-- Problem description --
Output the lines that follow exactly as they are.

Stored data entries:
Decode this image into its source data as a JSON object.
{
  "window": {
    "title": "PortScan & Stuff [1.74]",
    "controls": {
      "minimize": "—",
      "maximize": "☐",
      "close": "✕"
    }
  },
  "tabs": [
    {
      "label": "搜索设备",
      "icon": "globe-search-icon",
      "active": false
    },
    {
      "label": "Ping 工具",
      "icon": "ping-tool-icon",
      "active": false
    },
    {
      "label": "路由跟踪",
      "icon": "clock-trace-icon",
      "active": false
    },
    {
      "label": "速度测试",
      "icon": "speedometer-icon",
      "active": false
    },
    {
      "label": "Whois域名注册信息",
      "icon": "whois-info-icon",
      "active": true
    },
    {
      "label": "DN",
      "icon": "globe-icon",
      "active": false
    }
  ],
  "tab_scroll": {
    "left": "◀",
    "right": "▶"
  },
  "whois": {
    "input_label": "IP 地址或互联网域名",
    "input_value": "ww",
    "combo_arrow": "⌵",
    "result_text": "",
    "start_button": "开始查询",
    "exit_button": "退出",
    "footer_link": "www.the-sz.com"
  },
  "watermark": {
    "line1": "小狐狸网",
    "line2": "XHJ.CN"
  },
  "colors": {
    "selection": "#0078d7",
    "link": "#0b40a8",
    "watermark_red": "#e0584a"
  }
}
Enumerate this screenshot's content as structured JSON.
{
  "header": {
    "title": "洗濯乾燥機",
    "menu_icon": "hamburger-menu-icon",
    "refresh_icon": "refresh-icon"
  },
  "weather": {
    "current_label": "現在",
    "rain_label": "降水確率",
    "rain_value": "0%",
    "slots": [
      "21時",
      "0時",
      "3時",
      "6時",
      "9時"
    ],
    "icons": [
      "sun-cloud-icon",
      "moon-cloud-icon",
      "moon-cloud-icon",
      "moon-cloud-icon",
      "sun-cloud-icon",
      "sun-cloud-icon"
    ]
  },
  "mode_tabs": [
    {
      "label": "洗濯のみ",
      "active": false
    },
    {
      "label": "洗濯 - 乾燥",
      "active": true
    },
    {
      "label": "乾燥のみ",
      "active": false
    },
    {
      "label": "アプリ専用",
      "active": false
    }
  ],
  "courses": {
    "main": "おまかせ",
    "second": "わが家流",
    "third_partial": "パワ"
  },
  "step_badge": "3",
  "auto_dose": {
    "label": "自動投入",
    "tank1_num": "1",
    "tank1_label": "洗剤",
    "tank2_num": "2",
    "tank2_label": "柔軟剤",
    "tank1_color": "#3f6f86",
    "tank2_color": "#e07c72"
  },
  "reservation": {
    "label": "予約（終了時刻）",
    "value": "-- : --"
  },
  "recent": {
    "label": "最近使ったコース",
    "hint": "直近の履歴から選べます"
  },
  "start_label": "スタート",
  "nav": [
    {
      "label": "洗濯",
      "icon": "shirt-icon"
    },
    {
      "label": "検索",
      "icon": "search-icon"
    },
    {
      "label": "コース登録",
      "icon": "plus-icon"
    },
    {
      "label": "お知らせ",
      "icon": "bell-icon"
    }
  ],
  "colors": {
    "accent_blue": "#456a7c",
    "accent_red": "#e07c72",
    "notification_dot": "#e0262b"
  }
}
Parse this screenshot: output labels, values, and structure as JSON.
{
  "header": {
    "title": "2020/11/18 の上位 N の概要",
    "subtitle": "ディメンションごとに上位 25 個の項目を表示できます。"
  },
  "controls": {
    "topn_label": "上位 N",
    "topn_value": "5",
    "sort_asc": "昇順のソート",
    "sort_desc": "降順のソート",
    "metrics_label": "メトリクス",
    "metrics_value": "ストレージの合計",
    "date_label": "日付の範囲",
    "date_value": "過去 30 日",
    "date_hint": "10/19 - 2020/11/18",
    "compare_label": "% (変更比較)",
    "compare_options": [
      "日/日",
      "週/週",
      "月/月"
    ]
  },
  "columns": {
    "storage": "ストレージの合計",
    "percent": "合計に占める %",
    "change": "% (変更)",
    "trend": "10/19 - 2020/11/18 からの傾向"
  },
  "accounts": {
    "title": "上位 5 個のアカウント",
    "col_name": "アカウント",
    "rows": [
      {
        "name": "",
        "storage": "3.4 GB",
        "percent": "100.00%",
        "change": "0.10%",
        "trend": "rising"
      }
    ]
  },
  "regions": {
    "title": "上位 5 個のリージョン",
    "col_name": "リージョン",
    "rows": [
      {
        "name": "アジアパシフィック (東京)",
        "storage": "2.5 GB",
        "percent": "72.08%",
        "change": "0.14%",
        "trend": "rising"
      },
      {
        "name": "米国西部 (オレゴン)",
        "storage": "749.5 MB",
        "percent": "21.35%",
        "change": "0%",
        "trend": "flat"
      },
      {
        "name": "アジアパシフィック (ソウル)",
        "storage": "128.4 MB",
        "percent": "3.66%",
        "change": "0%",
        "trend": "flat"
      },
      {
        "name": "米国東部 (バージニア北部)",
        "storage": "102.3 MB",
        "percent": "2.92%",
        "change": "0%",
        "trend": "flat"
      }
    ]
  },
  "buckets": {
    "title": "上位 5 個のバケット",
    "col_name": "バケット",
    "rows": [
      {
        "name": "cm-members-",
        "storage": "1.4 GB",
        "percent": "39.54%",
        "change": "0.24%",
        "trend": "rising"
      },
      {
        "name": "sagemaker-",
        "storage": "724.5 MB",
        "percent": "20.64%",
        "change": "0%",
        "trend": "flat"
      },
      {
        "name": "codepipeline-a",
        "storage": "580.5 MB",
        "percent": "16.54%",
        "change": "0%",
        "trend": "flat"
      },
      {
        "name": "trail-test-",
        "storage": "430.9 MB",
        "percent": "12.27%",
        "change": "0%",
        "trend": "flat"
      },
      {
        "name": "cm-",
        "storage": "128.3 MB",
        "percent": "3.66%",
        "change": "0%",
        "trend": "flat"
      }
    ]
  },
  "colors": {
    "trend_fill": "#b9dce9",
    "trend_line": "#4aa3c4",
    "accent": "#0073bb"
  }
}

-- Exercise solution --
Decode this image into its source data as a JSON object.
{
  "window": {
    "title": "PortScan & Stuff [1.74]",
    "controls": {
      "minimize": "—",
      "maximize": "☐",
      "close": "✕"
    }
  },
  "tabs": [
    {
      "label": "搜索设备",
      "icon": "globe-search-icon",
      "active": false
    },
    {
      "label": "Ping 工具",
      "icon": "ping-tool-icon",
      "active": false
    },
    {
      "label": "路由跟踪",
      "icon": "clock-trace-icon",
      "active": false
    },
    {
      "label": "速度测试",
      "icon": "speedometer-icon",
      "active": false
    },
    {
      "label": "Whois域名注册信息",
      "icon": "whois-info-icon",
      "active": true
    },
    {
      "label": "DN",
      "icon": "globe-icon",
      "active": false
    }
  ],
  "tab_scroll": {
    "left": "◀",
    "right": "▶"
  },
  "whois": {
    "input_label": "IP 地址或互联网域名",
    "input_value": "ww",
    "combo_arrow": "⌵",
    "result_text": "",
    "start_button": "开始查询",
    "exit_button": "退出",
    "footer_link": "www.the-sz.com"
  },
  "watermark": {
    "line1": "小狐狸网",
    "line2": "XHJ.CN"
  },
  "colors": {
    "selection": "#0078d7",
    "link": "#0b40a8",
    "watermark_red": "#e0584a"
  }
}
Enumerate this screenshot's content as structured JSON.
{
  "header": {
    "title": "洗濯乾燥機",
    "menu_icon": "hamburger-menu-icon",
    "refresh_icon": "refresh-icon"
  },
  "weather": {
    "current_label": "現在",
    "rain_label": "降水確率",
    "rain_value": "0%",
    "slots": [
      "21時",
      "0時",
      "3時",
      "6時",
      "9時"
    ],
    "icons": [
      "sun-cloud-icon",
      "moon-cloud-icon",
      "moon-cloud-icon",
      "moon-cloud-icon",
      "sun-cloud-icon",
      "sun-cloud-icon"
    ]
  },
  "mode_tabs": [
    {
      "label": "洗濯のみ",
      "active": false
    },
    {
      "label": "洗濯 - 乾燥",
      "active": true
    },
    {
      "label": "乾燥のみ",
      "active": false
    },
    {
      "label": "アプリ専用",
      "active": false
    }
  ],
  "courses": {
    "main": "おまかせ",
    "second": "わが家流",
    "third_partial": "パワ"
  },
  "step_badge": "3",
  "auto_dose": {
    "label": "自動投入",
    "tank1_num": "1",
    "tank1_label": "洗剤",
    "tank2_num": "2",
    "tank2_label": "柔軟剤",
    "tank1_color": "#3f6f86",
    "tank2_color": "#e07c72"
  },
  "reservation": {
    "label": "予約（終了時刻）",
    "value": "-- : --"
  },
  "recent": {
    "label": "最近使ったコース",
    "hint": "直近の履歴から選べます"
  },
  "start_label": "スタート",
  "nav": [
    {
      "label": "洗濯",
      "icon": "shirt-icon"
    },
    {
      "label": "検索",
      "icon": "search-icon"
    },
    {
      "label": "コース登録",
      "icon": "plus-icon"
    },
    {
      "label": "お知らせ",
      "icon": "bell-icon"
    }
  ],
  "colors": {
    "accent_blue": "#456a7c",
    "accent_red": "#e07c72",
    "notification_dot": "#e0262b"
  }
}
Parse this screenshot: output labels, values, and structure as JSON.
{
  "header": {
    "title": "2020/11/18 の上位 N の概要",
    "subtitle": "ディメンションごとに上位 25 個の項目を表示できます。"
  },
  "controls": {
    "topn_label": "上位 N",
    "topn_value": "5",
    "sort_asc": "昇順のソート",
    "sort_desc": "降順のソート",
    "metrics_label": "メトリクス",
    "metrics_value": "ストレージの合計",
    "date_label": "日付の範囲",
    "date_value": "過去 30 日",
    "date_hint": "10/19 - 2020/11/18",
    "compare_label": "% (変更比較)",
    "compare_options": [
      "日/日",
      "週/週",
      "月/月"
    ]
  },
  "columns": {
    "storage": "ストレージの合計",
    "percent": "合計に占める %",
    "change": "% (変更)",
    "trend": "10/19 - 2020/11/18 からの傾向"
  },
  "accounts": {
    "title": "上位 5 個のアカウント",
    "col_name": "アカウント",
    "rows": [
      {
        "name": "",
        "storage": "3.4 GB",
        "percent": "100.00%",
        "change": "0.10%",
        "trend": "rising"
      }
    ]
  },
  "regions": {
    "title": "上位 5 個のリージョン",
    "col_name": "リージョン",
    "rows": [
      {
        "name": "アジアパシフィック (東京)",
        "storage": "2.5 GB",
        "percent": "72.08%",
        "change": "0.14%",
        "trend": "rising"
      },
      {
        "name": "米国西部 (オレゴン)",
        "storage": "749.5 MB",
        "percent": "21.35%",
        "change": "0%",
        "trend": "flat"
      },
      {
        "name": "アジアパシフィック (ソウル)",
        "storage": "128.4 MB",
        "percent": "3.66%",
        "change": "0%",
        "trend": "flat"
      },
      {
        "name": "米国東部 (バージニア北部)",
        "storage": "102.3 MB",
        "percent": "2.92%",
        "change": "0%",
        "trend": "flat"
      }
    ]
  },
  "buckets": {
    "title": "上位 5 個のバケット",
    "col_name": "バケット",
    "rows": [
      {
        "name": "cm-members-",
        "storage": "1.4 GB",
        "percent": "39.54%",
        "change": "0.24%",
        "trend": "rising"
      },
      {
        "name": "sagemaker-",
        "storage": "724.5 MB",
        "percent": "20.64%",
        "change": "0%",
        "trend": "flat"
      },
      {
        "name": "codepipeline-a",
        "storage": "580.5 MB",
        "percent": "16.54%",
        "change": "0%",
        "trend": "flat"
      },
      {
        "name": "trail-test-",
        "storage": "430.9 MB",
        "percent": "12.27%",
        "change": "0%",
        "trend": "flat"
      },
      {
        "name": "cm-",
        "storage": "128.3 MB",
        "percent": "3.66%",
        "change": "0%",
        "trend": "flat"
      }
    ]
  },
  "colors": {
    "trend_fill": "#b9dce9",
    "trend_line": "#4aa3c4",
    "accent": "#0073bb"
  }
}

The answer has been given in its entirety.